(Data entries)

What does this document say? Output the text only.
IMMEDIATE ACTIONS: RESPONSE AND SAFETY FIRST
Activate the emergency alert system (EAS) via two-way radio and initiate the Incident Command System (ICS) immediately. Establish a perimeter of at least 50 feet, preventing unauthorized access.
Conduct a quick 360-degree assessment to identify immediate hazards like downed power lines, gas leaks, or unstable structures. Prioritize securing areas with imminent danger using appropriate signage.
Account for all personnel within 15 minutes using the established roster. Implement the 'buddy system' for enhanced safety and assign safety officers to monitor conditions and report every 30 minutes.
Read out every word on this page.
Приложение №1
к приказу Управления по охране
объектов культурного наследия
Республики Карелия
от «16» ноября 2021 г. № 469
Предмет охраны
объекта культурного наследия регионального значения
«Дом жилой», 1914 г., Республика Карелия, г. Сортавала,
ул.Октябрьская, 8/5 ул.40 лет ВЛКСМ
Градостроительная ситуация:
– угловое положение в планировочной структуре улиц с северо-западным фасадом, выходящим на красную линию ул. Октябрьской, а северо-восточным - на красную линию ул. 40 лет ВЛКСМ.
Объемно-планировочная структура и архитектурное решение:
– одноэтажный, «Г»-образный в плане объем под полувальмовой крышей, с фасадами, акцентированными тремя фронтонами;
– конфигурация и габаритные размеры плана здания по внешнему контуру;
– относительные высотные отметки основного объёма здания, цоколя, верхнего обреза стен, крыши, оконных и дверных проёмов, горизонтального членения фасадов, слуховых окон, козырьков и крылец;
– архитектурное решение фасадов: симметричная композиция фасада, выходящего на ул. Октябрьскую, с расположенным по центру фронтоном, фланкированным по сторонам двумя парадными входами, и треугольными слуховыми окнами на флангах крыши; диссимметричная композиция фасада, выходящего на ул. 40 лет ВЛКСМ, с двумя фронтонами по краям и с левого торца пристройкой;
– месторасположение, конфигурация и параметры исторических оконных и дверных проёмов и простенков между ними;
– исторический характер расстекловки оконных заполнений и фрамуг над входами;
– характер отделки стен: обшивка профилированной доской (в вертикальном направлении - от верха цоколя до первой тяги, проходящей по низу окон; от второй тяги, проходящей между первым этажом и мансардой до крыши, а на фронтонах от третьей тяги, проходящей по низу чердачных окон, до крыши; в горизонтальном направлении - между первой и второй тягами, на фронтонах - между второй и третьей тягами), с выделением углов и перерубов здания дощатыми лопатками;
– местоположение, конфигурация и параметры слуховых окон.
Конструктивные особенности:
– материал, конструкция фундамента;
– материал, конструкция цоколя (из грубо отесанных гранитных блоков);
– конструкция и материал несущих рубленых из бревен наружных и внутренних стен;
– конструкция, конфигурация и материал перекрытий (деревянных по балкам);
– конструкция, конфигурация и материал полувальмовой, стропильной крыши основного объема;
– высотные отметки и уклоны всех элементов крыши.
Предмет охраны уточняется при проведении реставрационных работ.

JOB
Using the listing above, please repeat every entry exactly.

RESULT BELOW
What does this document say? Output the text only.
IMMEDIATE ACTIONS: RESPONSE AND SAFETY FIRST
Activate the emergency alert system (EAS) via two-way radio and initiate the Incident Command System (ICS) immediately. Establish a perimeter of at least 50 feet, preventing unauthorized access.
Conduct a quick 360-degree assessment to identify immediate hazards like downed power lines, gas leaks, or unstable structures. Prioritize securing areas with imminent danger using appropriate signage.
Account for all personnel within 15 minutes using the established roster. Implement the 'buddy system' for enhanced safety and assign safety officers to monitor conditions and report every 30 minutes.
Read out every word on this page.
Приложение №1
к приказу Управления по охране
объектов культурного наследия
Республики Карелия
от «16» ноября 2021 г. № 469
Предмет охраны
объекта культурного наследия регионального значения
«Дом жилой», 1914 г., Республика Карелия, г. Сортавала,
ул.Октябрьская, 8/5 ул.40 лет ВЛКСМ
Градостроительная ситуация:
– угловое положение в планировочной структуре улиц с северо-западным фасадом, выходящим на красную линию ул. Октябрьской, а северо-восточным - на красную линию ул. 40 лет ВЛКСМ.
Объемно-планировочная структура и архитектурное решение:
– одноэтажный, «Г»-образный в плане объем под полувальмовой крышей, с фасадами, акцентированными тремя фронтонами;
– конфигурация и габаритные размеры плана здания по внешнему контуру;
– относительные высотные отметки основного объёма здания, цоколя, верхнего обреза стен, крыши, оконных и дверных проёмов, горизонтального членения фасадов, слуховых окон, козырьков и крылец;
– архитектурное решение фасадов: симметричная композиция фасада, выходящего на ул. Октябрьскую, с расположенным по центру фронтоном, фланкированным по сторонам двумя парадными входами, и треугольными слуховыми окнами на флангах крыши; диссимметричная композиция фасада, выходящего на ул. 40 лет ВЛКСМ, с двумя фронтонами по краям и с левого торца пристройкой;
– месторасположение, конфигурация и параметры исторических оконных и дверных проёмов и простенков между ними;
– исторический характер расстекловки оконных заполнений и фрамуг над входами;
– характер отделки стен: обшивка профилированной доской (в вертикальном направлении - от верха цоколя до первой тяги, проходящей по низу окон; от второй тяги, проходящей между первым этажом и мансардой до крыши, а на фронтонах от третьей тяги, проходящей по низу чердачных окон, до крыши; в горизонтальном направлении - между первой и второй тягами, на фронтонах - между второй и третьей тягами), с выделением углов и перерубов здания дощатыми лопатками;
– местоположение, конфигурация и параметры слуховых окон.
Конструктивные особенности:
– материал, конструкция фундамента;
– материал, конструкция цоколя (из грубо отесанных гранитных блоков);
– конструкция и материал несущих рубленых из бревен наружных и внутренних стен;
– конструкция, конфигурация и материал перекрытий (деревянных по балкам);
– конструкция, конфигурация и материал полувальмовой, стропильной крыши основного объема;
– высотные отметки и уклоны всех элементов крыши.
Предмет охраны уточняется при проведении реставрационных работ.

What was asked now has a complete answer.